### TASK TO COMPLETE
Within this material, how many lines have the string "Jacek" in them? The answer is a number, with nothing added.
** START OF DATA FOR THIS TASK **
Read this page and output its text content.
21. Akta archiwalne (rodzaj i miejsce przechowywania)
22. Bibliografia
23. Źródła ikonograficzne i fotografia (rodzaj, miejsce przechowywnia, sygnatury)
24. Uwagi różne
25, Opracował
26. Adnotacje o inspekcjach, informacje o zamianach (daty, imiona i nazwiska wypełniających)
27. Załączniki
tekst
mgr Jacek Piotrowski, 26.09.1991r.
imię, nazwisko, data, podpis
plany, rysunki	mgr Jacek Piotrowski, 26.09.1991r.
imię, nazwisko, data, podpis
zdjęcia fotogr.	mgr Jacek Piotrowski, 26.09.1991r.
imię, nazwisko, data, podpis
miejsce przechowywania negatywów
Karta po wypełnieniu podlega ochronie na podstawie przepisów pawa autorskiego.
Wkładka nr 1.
** END OF DATA FOR THIS TASK **
### CORRECT RESULT
3